● Stated goal
Every line in the listing is to be echoed verbatim.

● Material for the task
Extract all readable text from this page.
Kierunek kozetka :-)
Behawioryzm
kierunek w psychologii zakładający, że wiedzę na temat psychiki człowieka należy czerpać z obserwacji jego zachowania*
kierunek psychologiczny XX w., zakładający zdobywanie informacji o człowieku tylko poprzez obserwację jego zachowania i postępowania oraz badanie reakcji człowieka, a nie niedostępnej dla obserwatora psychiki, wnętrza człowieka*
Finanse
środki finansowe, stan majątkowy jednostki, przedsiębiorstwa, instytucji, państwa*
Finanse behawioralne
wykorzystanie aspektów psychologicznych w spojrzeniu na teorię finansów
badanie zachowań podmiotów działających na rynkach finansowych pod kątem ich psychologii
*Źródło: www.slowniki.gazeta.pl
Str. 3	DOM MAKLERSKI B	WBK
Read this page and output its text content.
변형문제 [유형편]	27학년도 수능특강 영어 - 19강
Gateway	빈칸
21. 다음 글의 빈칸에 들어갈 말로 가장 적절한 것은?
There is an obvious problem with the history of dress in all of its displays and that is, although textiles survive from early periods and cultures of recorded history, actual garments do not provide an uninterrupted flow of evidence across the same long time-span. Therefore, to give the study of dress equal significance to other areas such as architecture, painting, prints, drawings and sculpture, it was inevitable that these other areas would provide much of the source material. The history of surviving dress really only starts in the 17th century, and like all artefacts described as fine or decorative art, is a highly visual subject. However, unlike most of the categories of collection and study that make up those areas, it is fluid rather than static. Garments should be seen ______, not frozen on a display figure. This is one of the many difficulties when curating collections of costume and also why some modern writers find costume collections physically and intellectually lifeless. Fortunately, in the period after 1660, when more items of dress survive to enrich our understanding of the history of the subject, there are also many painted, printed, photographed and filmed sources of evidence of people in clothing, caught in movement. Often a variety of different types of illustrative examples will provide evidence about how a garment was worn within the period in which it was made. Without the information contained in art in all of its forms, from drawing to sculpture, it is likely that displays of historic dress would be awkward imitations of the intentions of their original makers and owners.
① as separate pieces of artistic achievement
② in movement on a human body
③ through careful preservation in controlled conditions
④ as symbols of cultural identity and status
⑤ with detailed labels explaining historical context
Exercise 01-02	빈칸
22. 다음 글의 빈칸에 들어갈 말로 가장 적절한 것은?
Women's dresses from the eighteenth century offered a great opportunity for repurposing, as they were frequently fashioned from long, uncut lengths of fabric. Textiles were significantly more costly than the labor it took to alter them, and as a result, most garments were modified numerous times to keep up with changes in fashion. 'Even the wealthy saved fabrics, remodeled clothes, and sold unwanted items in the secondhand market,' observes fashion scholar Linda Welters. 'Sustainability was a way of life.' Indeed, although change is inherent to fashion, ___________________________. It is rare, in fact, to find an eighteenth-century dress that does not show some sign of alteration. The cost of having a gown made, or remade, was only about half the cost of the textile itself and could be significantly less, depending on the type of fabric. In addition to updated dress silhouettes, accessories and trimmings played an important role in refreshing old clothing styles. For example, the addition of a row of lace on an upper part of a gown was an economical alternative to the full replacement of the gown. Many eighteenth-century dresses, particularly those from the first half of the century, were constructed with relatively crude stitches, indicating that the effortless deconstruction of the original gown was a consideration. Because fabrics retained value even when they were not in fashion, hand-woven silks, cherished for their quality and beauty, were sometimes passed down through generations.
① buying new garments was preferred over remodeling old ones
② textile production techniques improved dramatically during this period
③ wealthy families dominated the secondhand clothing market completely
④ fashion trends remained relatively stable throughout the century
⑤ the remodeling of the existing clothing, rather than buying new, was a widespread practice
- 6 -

● The completed task
Extract all readable text from this page.
Kierunek kozetka :-)
Behawioryzm
kierunek w psychologii zakładający, że wiedzę na temat psychiki człowieka należy czerpać z obserwacji jego zachowania*
kierunek psychologiczny XX w., zakładający zdobywanie informacji o człowieku tylko poprzez obserwację jego zachowania i postępowania oraz badanie reakcji człowieka, a nie niedostępnej dla obserwatora psychiki, wnętrza człowieka*
Finanse
środki finansowe, stan majątkowy jednostki, przedsiębiorstwa, instytucji, państwa*
Finanse behawioralne
wykorzystanie aspektów psychologicznych w spojrzeniu na teorię finansów
badanie zachowań podmiotów działających na rynkach finansowych pod kątem ich psychologii
*Źródło: www.slowniki.gazeta.pl
Str. 3	DOM MAKLERSKI B	WBK
Read this page and output its text content.
변형문제 [유형편]	27학년도 수능특강 영어 - 19강
Gateway	빈칸
21. 다음 글의 빈칸에 들어갈 말로 가장 적절한 것은?
There is an obvious problem with the history of dress in all of its displays and that is, although textiles survive from early periods and cultures of recorded history, actual garments do not provide an uninterrupted flow of evidence across the same long time-span. Therefore, to give the study of dress equal significance to other areas such as architecture, painting, prints, drawings and sculpture, it was inevitable that these other areas would provide much of the source material. The history of surviving dress really only starts in the 17th century, and like all artefacts described as fine or decorative art, is a highly visual subject. However, unlike most of the categories of collection and study that make up those areas, it is fluid rather than static. Garments should be seen ______, not frozen on a display figure. This is one of the many difficulties when curating collections of costume and also why some modern writers find costume collections physically and intellectually lifeless. Fortunately, in the period after 1660, when more items of dress survive to enrich our understanding of the history of the subject, there are also many painted, printed, photographed and filmed sources of evidence of people in clothing, caught in movement. Often a variety of different types of illustrative examples will provide evidence about how a garment was worn within the period in which it was made. Without the information contained in art in all of its forms, from drawing to sculpture, it is likely that displays of historic dress would be awkward imitations of the intentions of their original makers and owners.
① as separate pieces of artistic achievement
② in movement on a human body
③ through careful preservation in controlled conditions
④ as symbols of cultural identity and status
⑤ with detailed labels explaining historical context
Exercise 01-02	빈칸
22. 다음 글의 빈칸에 들어갈 말로 가장 적절한 것은?
Women's dresses from the eighteenth century offered a great opportunity for repurposing, as they were frequently fashioned from long, uncut lengths of fabric. Textiles were significantly more costly than the labor it took to alter them, and as a result, most garments were modified numerous times to keep up with changes in fashion. 'Even the wealthy saved fabrics, remodeled clothes, and sold unwanted items in the secondhand market,' observes fashion scholar Linda Welters. 'Sustainability was a way of life.' Indeed, although change is inherent to fashion, ___________________________. It is rare, in fact, to find an eighteenth-century dress that does not show some sign of alteration. The cost of having a gown made, or remade, was only about half the cost of the textile itself and could be significantly less, depending on the type of fabric. In addition to updated dress silhouettes, accessories and trimmings played an important role in refreshing old clothing styles. For example, the addition of a row of lace on an upper part of a gown was an economical alternative to the full replacement of the gown. Many eighteenth-century dresses, particularly those from the first half of the century, were constructed with relatively crude stitches, indicating that the effortless deconstruction of the original gown was a consideration. Because fabrics retained value even when they were not in fashion, hand-woven silks, cherished for their quality and beauty, were sometimes passed down through generations.
① buying new garments was preferred over remodeling old ones
② textile production techniques improved dramatically during this period
③ wealthy families dominated the secondhand clothing market completely
④ fashion trends remained relatively stable throughout the century
⑤ the remodeling of the existing clothing, rather than buying new, was a widespread practice
- 6 -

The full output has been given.